======== PAGE EXTRACT ========

Still, he says that he is “alway delivered unto death.” The “death” to which he speaks is not the cessation of physical existence. He referred to death to self (Romans 6:4-5; 12:1-2; Galatians 2:20; Colossians 3:3), death to sin (Romans 6:1-2; 8:10; 1 Peter 2:24), and death to the law (Galatians 2:19). Paul summed up his attitude toward his “suffering” like this, “For to me to live is Christ, and to die is gain” (Philippians 1:21). Paul dies “for Jesus’ sake.”

Verses 10 and 11 repeat the same ending phrase: “that the life also of Jesus might be made manifest in our body/mortal flesh” We “suffer” so that the “life of Jesus” in us may be apparent to the lost world around us.

(2 Corinthians 4:12-13)  So then death worketh in us, but life in you. We having the same spirit of faith, according as it is written, I believed, and therefore have I spoken; we also believe, and therefore speak (quoting Psalm 116:10).

By putting his life to “death,” Paul helps others to find “life.” One commentary put it like this: “The “death” of Christ manifested in the continual “perishing of our outward man” (2Co_4:16), works peculiarly in us, and is the means of working spiritual “life” in you. The life whereof we witness in our bodily dying, extends beyond ourselves, and is brought by our very dying to you.” (Jamieson, Fausset and Brown Commentary)

(2 Corinthians 4:14)  Knowing that he which raised up the Lord Jesus shall raise up us also by Jesus, and shall present us with you.

The One who raised up Jesus will do the same for us. Death is not the end. We have a hope beyond. We are joined to the “living” Christ. Paul is dead to the things of this world because he is joined to Christ. We should follow his example!

(2 Corinthians 4:15)  For all things are for your sakes, that the abundant grace might through the thanksgiving of many redound to the glory of God.

Paul’s suffering is for the sake of the church; it is for their benefit – “for your sakes.” The Greek word translated “abundant” (πλεονάζω – pleonazō) means “to do, make or be more, that is, increase.” The word “grace” (χάρις – charis) is “that which affords joy, pleasure, delight, sweetness, charm, loveliness: grace of speech.” The result of this “abundant grace might through the thanksgiving of many “redound” (περισσεύω – perisseuō), that is, “to superabound (in quantity or quality), be in excess, be superfluous” “to the glory of God.”

(2 Corinthians 4:16)  For which cause we faint not; but though our outward man perish, yet the inward man is renewed day by day.

Through his “suffering,” Paul presses on – “we faint not.” Paul expresses this sentiment when he writes to the church in Philippi. “Brethren, I count not myself to have apprehended: but this one thing I do, forgetting those things which are behind, and reaching forth unto those things which are before, I press toward the mark for the prize of the high calling of God in Christ Jesus” (Philippians 3:13-14). Not dissuaded by his circumstances, Paul notes that “though the outward man, [i.e., the physical body] perish, the inward man [i.e., the spirit] is renewed” (through the power of Jesus Christ in us).

======== DATASET ENTRIES ========

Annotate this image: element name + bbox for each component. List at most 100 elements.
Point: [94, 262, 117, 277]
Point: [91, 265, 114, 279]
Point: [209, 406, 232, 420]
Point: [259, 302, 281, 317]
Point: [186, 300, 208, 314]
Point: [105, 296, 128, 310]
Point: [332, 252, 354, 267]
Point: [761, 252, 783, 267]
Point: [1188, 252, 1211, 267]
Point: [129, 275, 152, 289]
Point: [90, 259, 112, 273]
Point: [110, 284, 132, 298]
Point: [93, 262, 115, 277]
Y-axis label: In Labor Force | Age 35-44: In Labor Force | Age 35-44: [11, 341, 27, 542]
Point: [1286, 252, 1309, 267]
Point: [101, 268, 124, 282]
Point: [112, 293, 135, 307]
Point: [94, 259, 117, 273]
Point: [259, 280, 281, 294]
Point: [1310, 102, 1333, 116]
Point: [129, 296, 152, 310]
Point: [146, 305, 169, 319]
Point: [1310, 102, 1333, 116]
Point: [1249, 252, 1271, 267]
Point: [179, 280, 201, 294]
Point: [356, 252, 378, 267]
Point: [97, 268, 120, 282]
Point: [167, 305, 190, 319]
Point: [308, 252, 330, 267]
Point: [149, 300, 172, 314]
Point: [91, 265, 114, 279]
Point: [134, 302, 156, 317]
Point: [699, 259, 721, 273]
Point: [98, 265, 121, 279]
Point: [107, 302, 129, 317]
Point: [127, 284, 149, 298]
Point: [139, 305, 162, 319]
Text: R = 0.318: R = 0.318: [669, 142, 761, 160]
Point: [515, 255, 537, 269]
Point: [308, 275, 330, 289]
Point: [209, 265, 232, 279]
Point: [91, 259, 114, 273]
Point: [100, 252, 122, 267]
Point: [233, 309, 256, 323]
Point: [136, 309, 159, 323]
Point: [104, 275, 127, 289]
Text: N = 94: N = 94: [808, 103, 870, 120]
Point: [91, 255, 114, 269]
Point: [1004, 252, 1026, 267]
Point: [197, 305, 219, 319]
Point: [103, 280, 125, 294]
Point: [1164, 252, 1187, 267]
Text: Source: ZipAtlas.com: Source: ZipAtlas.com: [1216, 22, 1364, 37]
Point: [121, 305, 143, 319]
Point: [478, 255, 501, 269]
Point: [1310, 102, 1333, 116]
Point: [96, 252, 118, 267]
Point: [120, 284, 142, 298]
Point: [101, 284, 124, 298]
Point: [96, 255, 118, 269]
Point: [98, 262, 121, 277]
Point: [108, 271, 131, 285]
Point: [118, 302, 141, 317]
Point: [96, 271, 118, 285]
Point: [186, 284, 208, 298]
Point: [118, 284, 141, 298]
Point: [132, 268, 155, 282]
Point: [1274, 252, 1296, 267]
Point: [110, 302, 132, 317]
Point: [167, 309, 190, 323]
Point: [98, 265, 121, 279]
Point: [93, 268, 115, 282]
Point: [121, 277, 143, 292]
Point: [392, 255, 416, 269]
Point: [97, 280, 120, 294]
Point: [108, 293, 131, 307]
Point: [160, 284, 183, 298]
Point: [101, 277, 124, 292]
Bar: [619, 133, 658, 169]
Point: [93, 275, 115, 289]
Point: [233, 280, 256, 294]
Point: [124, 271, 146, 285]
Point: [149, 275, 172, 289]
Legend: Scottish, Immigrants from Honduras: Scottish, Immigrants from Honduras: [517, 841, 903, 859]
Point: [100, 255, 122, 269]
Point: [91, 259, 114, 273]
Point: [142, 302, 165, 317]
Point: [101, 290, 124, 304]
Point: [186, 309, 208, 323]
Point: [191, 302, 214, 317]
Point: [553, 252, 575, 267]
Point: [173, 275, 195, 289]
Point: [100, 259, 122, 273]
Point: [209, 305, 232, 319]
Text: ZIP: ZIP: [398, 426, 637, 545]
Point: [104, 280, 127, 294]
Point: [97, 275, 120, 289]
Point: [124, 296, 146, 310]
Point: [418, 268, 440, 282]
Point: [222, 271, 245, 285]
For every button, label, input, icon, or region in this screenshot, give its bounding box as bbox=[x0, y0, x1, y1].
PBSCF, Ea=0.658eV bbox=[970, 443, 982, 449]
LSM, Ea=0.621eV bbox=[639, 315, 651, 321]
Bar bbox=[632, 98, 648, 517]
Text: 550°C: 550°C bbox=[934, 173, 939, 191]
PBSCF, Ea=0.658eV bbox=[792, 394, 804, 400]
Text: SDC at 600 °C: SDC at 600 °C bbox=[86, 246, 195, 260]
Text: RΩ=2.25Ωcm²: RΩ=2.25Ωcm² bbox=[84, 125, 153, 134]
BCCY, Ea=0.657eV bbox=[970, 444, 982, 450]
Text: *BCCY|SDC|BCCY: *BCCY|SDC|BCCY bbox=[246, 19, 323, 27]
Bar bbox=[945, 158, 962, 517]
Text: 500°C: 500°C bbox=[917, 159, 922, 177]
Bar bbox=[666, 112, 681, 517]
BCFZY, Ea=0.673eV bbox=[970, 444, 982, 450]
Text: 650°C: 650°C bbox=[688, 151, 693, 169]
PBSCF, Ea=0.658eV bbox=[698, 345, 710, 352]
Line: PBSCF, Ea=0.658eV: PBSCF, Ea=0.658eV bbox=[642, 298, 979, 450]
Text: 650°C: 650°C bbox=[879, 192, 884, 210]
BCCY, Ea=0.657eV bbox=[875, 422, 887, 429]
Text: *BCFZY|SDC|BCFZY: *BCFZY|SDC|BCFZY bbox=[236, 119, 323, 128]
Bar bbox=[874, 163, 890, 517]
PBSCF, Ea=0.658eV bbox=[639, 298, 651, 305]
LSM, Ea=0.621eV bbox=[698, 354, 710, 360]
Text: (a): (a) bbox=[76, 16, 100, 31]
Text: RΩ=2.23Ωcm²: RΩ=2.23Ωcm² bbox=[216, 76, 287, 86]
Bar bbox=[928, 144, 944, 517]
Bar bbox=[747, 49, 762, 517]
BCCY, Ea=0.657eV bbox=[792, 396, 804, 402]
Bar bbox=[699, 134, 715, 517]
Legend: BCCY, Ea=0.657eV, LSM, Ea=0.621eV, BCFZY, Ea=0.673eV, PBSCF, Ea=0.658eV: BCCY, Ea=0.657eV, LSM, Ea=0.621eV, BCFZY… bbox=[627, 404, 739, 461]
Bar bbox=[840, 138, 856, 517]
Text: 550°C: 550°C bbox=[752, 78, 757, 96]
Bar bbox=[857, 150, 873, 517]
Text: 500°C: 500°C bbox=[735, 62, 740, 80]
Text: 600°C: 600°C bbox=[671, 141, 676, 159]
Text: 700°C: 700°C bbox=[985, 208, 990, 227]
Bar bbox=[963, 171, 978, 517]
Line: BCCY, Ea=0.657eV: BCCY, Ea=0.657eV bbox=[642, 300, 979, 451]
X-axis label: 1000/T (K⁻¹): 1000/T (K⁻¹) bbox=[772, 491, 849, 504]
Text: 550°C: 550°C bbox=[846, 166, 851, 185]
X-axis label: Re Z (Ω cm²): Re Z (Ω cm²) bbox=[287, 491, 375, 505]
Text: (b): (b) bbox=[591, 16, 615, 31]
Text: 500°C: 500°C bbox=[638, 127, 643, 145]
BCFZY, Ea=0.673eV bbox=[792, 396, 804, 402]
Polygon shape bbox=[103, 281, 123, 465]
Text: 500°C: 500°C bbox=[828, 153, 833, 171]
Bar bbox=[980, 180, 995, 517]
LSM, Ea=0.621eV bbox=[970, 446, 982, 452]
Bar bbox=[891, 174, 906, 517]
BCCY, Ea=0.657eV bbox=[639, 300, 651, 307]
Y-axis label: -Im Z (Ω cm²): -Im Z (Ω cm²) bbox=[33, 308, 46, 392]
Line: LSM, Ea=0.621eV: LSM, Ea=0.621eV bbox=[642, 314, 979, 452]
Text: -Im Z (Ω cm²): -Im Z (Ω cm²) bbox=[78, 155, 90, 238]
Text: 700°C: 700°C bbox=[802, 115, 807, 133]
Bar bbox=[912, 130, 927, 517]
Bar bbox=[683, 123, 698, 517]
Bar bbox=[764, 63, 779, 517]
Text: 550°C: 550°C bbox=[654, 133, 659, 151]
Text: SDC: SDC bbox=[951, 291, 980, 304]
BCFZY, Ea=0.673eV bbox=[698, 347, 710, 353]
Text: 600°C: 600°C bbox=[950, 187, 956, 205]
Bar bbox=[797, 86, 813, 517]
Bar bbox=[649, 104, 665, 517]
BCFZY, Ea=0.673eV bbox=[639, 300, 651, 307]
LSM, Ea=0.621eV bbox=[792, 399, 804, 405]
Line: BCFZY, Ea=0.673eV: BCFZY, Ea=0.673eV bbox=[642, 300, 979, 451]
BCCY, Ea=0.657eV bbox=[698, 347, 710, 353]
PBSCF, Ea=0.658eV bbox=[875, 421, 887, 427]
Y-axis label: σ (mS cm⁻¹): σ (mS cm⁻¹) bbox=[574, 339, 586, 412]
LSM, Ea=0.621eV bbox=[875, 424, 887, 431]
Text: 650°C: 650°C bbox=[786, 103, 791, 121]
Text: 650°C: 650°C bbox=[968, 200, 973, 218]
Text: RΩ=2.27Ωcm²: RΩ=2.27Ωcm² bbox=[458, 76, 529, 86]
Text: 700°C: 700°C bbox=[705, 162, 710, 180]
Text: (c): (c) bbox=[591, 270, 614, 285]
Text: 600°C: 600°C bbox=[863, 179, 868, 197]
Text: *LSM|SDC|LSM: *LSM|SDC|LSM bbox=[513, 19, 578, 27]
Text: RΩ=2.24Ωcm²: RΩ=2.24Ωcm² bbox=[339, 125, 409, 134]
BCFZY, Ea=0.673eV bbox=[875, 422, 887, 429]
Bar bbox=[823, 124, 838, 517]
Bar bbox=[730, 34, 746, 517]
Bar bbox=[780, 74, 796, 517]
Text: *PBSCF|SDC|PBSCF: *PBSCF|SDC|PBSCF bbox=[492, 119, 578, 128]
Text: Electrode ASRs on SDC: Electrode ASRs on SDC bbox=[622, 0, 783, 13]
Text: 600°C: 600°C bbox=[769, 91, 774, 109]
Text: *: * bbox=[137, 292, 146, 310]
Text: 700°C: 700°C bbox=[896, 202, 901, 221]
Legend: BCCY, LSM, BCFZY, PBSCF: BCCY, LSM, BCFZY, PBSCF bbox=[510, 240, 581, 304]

========

AIM.
Answer these questions about the commentary on 2 Corinthians 4:
1. Which psalm verse is quoted in 2 Corinthians 4:13?
2. Which Greek word is translated "abundant," according to the commentary?
3. What does the commentary say "the inward man" refers to?

ANSWER FOR THE TASK.
1. Psalm 116:10
2. πλεονάζω (pleonazō)
3. The spirit